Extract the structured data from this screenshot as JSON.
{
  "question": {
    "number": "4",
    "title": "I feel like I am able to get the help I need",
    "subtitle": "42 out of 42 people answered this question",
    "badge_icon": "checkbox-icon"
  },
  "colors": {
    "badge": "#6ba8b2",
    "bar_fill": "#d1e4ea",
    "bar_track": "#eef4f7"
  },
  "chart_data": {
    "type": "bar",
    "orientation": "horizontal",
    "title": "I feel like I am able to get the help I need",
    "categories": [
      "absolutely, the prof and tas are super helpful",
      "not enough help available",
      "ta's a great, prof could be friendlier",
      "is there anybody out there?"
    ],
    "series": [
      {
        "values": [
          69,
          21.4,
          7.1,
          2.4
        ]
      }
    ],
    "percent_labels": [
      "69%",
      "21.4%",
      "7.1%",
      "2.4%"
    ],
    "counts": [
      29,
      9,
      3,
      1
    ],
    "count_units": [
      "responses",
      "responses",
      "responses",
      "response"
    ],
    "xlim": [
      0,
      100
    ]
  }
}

--

EXERCISE PROMPT:
Take the entries and copy them out exactly.

FULL OUTPUT:
Extract the structured data from this screenshot as JSON.
{
  "question": {
    "number": "4",
    "title": "I feel like I am able to get the help I need",
    "subtitle": "42 out of 42 people answered this question",
    "badge_icon": "checkbox-icon"
  },
  "colors": {
    "badge": "#6ba8b2",
    "bar_fill": "#d1e4ea",
    "bar_track": "#eef4f7"
  },
  "chart_data": {
    "type": "bar",
    "orientation": "horizontal",
    "title": "I feel like I am able to get the help I need",
    "categories": [
      "absolutely, the prof and tas are super helpful",
      "not enough help available",
      "ta's a great, prof could be friendlier",
      "is there anybody out there?"
    ],
    "series": [
      {
        "values": [
          69,
          21.4,
          7.1,
          2.4
        ]
      }
    ],
    "percent_labels": [
      "69%",
      "21.4%",
      "7.1%",
      "2.4%"
    ],
    "counts": [
      29,
      9,
      3,
      1
    ],
    "count_units": [
      "responses",
      "responses",
      "responses",
      "response"
    ],
    "xlim": [
      0,
      100
    ]
  }
}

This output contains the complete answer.